%%

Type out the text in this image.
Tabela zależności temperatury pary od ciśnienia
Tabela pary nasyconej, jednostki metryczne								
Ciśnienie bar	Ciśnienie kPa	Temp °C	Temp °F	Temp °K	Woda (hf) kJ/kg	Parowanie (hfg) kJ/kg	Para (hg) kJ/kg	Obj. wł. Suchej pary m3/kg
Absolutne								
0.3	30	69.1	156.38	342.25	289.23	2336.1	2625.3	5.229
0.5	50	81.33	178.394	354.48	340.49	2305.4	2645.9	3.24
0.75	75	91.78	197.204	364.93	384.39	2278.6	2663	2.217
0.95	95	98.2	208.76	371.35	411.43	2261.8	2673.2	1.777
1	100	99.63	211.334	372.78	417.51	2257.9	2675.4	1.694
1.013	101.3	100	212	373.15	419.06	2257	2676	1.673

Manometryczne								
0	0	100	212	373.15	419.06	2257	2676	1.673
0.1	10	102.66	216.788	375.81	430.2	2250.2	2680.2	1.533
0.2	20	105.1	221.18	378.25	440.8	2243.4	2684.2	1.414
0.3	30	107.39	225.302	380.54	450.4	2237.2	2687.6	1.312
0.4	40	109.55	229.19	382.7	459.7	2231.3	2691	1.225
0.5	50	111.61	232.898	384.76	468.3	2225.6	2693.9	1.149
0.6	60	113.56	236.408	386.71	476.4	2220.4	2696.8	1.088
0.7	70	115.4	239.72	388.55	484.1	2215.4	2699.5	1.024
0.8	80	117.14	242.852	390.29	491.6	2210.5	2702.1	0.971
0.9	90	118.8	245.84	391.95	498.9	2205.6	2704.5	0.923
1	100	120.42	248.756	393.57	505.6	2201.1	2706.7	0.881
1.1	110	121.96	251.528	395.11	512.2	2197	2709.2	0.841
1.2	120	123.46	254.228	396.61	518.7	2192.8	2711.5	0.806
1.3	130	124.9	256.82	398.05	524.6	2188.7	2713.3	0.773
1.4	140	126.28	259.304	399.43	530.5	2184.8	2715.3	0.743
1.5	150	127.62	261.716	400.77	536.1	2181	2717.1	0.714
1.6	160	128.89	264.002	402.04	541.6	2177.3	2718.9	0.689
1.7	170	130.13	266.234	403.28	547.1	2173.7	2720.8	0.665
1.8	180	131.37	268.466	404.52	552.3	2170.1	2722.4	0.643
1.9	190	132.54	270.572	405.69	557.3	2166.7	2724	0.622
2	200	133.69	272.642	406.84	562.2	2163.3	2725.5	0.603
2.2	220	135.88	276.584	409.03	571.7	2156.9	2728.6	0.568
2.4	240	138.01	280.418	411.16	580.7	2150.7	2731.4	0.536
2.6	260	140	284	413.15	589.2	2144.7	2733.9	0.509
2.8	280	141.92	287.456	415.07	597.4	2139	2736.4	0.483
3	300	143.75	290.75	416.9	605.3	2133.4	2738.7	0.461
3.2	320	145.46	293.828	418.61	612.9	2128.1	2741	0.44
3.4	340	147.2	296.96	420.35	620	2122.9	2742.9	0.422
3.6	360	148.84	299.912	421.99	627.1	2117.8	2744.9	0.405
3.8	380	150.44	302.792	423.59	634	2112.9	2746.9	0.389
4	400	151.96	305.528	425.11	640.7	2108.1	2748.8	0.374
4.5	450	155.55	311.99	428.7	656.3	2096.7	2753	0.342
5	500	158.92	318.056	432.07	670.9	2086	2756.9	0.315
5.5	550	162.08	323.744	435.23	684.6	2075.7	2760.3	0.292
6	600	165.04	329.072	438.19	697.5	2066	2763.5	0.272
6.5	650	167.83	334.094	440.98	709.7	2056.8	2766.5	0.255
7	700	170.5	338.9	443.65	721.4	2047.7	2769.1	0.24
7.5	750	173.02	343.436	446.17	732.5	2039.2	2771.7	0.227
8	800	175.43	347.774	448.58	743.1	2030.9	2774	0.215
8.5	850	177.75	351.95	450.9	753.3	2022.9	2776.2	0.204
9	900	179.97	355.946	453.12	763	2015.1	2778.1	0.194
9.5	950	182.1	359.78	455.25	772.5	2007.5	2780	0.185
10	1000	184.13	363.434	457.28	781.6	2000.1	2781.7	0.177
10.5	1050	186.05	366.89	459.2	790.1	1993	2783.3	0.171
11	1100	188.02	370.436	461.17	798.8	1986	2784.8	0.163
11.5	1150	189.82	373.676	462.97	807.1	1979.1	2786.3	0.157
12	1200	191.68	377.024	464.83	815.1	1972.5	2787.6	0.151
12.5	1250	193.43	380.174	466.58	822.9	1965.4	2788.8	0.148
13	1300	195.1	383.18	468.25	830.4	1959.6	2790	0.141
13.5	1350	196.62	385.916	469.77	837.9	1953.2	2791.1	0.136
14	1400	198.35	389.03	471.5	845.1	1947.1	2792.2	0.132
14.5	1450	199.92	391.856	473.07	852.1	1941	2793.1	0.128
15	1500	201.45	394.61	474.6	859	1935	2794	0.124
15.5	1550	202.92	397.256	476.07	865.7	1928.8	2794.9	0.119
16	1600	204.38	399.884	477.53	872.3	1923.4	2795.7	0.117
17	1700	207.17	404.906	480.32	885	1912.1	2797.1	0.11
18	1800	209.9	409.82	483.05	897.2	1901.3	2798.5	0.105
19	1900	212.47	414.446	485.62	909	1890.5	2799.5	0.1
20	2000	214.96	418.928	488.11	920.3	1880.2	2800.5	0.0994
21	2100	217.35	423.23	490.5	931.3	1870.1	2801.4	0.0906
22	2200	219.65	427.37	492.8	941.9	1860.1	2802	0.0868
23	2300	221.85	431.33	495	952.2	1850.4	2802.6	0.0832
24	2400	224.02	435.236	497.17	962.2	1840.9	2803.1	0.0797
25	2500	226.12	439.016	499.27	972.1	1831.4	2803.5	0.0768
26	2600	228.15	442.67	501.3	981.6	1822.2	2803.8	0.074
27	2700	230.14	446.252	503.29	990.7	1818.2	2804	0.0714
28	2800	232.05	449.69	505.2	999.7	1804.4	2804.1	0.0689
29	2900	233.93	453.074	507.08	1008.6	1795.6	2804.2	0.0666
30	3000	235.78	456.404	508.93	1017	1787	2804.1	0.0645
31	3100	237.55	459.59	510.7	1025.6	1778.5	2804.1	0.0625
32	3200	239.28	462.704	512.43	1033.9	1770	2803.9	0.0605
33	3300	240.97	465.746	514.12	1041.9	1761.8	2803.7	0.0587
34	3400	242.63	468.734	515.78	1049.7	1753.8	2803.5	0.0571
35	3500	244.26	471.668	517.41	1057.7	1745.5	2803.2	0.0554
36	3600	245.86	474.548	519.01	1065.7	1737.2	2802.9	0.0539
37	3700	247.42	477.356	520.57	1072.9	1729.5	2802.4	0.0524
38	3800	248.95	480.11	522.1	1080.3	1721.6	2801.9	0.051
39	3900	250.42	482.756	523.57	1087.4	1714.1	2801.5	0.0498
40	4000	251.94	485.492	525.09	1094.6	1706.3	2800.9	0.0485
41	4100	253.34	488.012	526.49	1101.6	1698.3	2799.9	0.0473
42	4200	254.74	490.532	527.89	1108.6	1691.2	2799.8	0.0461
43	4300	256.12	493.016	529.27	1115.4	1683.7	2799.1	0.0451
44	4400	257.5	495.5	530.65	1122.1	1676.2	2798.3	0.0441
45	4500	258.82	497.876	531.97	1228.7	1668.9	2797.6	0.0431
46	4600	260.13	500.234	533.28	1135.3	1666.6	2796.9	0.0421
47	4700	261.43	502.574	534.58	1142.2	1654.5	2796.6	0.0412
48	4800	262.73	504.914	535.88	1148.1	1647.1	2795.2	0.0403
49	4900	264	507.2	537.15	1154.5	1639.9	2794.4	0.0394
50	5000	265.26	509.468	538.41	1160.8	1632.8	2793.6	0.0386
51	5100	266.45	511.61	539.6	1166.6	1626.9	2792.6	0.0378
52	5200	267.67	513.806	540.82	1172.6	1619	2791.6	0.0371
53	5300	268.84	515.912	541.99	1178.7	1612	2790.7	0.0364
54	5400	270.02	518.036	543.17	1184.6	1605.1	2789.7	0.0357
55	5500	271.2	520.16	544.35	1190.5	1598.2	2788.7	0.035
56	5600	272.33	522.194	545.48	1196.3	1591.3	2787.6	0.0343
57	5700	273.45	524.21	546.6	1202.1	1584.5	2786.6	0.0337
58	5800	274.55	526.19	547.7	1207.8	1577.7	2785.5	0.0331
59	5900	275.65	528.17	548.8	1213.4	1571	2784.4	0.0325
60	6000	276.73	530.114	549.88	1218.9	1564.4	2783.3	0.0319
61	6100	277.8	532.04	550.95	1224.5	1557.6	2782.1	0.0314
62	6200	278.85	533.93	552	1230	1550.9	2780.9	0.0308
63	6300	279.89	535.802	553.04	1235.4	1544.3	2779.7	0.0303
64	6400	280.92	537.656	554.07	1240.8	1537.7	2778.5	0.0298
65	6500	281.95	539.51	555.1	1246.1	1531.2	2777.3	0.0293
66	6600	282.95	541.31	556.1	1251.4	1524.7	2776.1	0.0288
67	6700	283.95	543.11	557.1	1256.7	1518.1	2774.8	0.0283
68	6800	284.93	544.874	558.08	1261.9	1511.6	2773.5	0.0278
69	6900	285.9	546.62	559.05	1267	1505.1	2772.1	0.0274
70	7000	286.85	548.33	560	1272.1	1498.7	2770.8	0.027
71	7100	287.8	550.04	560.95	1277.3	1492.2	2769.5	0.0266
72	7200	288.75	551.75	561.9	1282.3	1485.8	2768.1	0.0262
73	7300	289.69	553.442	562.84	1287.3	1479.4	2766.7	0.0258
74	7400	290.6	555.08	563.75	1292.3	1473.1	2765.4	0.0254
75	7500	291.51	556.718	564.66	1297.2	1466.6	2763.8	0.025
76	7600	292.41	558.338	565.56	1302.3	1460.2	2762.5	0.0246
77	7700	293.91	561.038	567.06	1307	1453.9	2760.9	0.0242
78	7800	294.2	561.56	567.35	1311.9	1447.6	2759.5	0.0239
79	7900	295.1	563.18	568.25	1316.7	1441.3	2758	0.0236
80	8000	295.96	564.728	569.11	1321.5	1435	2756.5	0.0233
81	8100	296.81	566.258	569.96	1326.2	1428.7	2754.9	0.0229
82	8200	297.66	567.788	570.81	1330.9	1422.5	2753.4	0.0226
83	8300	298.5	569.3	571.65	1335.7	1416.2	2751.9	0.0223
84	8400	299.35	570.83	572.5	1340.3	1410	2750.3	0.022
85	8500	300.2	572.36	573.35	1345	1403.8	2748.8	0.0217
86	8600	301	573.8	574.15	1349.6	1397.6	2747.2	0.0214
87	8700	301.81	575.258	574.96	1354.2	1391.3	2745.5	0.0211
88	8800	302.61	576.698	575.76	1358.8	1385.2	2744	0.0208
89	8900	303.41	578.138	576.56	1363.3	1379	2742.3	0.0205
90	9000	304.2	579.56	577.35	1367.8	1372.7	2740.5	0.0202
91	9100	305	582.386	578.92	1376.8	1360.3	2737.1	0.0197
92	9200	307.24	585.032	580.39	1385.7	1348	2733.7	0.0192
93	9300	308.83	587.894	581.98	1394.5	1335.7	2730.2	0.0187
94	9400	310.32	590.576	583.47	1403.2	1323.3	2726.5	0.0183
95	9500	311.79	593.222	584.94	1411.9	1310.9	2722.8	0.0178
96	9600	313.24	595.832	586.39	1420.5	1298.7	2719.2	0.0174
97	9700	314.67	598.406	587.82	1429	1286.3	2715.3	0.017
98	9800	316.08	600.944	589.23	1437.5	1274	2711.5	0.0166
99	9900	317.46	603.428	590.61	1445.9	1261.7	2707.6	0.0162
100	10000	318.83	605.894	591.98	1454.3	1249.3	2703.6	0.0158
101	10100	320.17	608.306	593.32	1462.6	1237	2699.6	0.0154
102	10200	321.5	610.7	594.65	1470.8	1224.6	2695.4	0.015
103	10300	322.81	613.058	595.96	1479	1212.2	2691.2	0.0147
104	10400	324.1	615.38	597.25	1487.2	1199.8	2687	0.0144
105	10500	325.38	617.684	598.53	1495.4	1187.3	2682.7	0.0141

%%

Copy each line in the data that holds the word "Tabela".

Tabela zależności temperatury pary od ciśnienia
Tabela pary nasyconej, jednostki metryczne								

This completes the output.